▶ _选段_

━━━━━━

又咕咕了几天\(QwQ\)


思路:二分+树上差分

提交:\(\geq5\)次

错因:\(lca\)写错+卡了很久常数(哪位大佬帮我康康,有更好的写法请指出\(QwQ\))

题解:

我们先将原问题转化为\(log_2n\)个判定问题;

如何\(ck(x)\):把所有\(>x\)的路径在树上标记(边差分),然后找到被所有\(>x\)路径覆盖的点(边转点,边权下放点权),尝试把这个点的权值改为零,检查最长路径的时间是否\(\leq x\).

若存在这样的点,\(return\ true\),否则\(return\ false\).

#include<cstdio>
#include<iostream>
#include<algorithm>
#include<cstring>
#include<cmath>
#define ull unsigned long long
#define ll long long
#define R register int
using namespace std;
#define pause (for(R i=1;i<=10000000000;++i))
#define In freopen("NOIPAK++.in","r",stdin)
#define Out freopen("out.out","w",stdout)
namespace Fread {
static char B[1<<15],*S=B,*D=B;
#ifndef JACK
#define getchar() (S==D&&(D=(S=B)+fread(B,1,1<<15,stdin),S==D)?EOF:*S++)
#endif
inline int g() {
R ret=0,fix=1; register char ch; while(!isdigit(ch=getchar())) fix=ch=='-'?-1:fix;
if(ch==EOF) return EOF; do ret=ret*10+(ch^48); while(isdigit(ch=getchar())); return ret*fix;
} inline bool isempty(const char& ch) {return (ch<=36||ch>=127);}
inline void gs(char* s) {
register char ch; while(isempty(ch=getchar()));
do *s++=ch; while(!isempty(ch=getchar()));
}
} using Fread::g; using Fread::gs;
namespace Luitaryi {
const int N=300010;
struct edge {
int u,v,w;
}e[N];
int n,m,cnt,mx;
int vr[N<<1],nxt[N<<1],w[N<<1],W[N],fir[N],d[N],dis[N],f[N][20],c[N],s[N],lg[N];
inline void add(int u,int v,int ww) {vr[++cnt]=v,w[cnt]=ww,nxt[cnt]=fir[u],fir[u]=cnt;}
inline void dfs(int u) {
for(R i=fir[u];i;i=nxt[i]) { R v=vr[i];
if(d[v]) continue; W[v]=w[i];
f[v][0]=u; R p=u; d[v]=d[u]+1; dis[v]=dis[u]+w[i];
for(R j=0;f[p][j];++j) f[v][j+1]=f[p][j],p=f[p][j];
dfs(v);
}
}
inline int lca(int u,int v) {
if(d[u]<d[v]) swap(u,v); R lim=log2(d[u])+1;
for(R i=lim;~i;--i) if(d[f[u][i]]>=d[v]) u=f[u][i];
if(u==v) return u;
for(R i=lim;~i;--i) if(f[u][i]!=f[v][i]) u=f[u][i],v=f[v][i];
return f[u][0];
}
inline bool ck(int x) { R tot=0;
memset(c,0,sizeof(c));
for(R i=1;i<=m;++i) if(e[i].w>x)

━━━━━━

▶ _数据摘录_

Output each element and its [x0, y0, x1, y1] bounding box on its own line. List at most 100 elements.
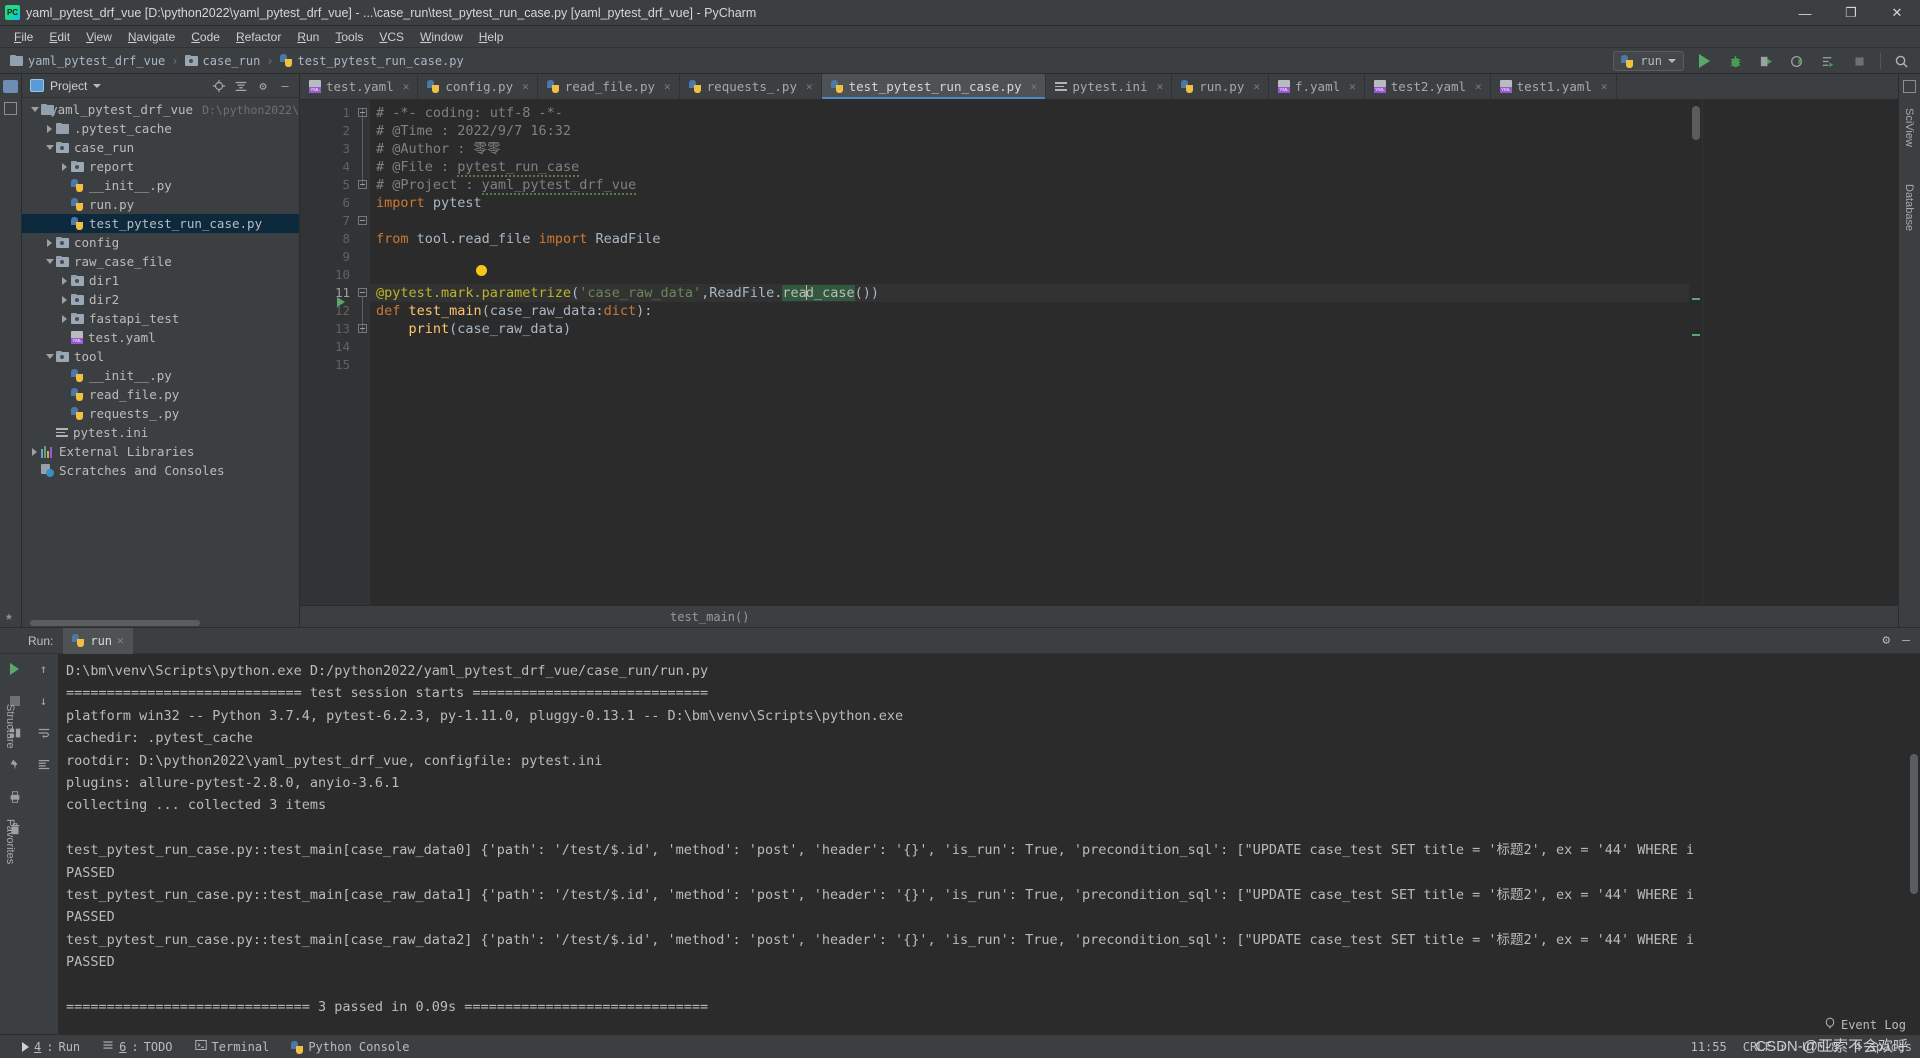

━━━━━━

▶ _练习任务_
把选段中从“#include<cstdio>”起到“pause (for(R i=1;i<=10000000000;++i))”止（两处均包括在内）的部分重新写出，并将其中的“ull”改成“u64”。 上面的清单与选段的内容没有关系。

▶ _最终结果_
#include<cstdio>
#include<iostream>
#include<algorithm>
#include<cstring>
#include<cmath>
#define u64 unsigned long long
#define ll long long
#define R register int
using namespace std;
#define pause (for(R i=1;i<=10000000000;++i))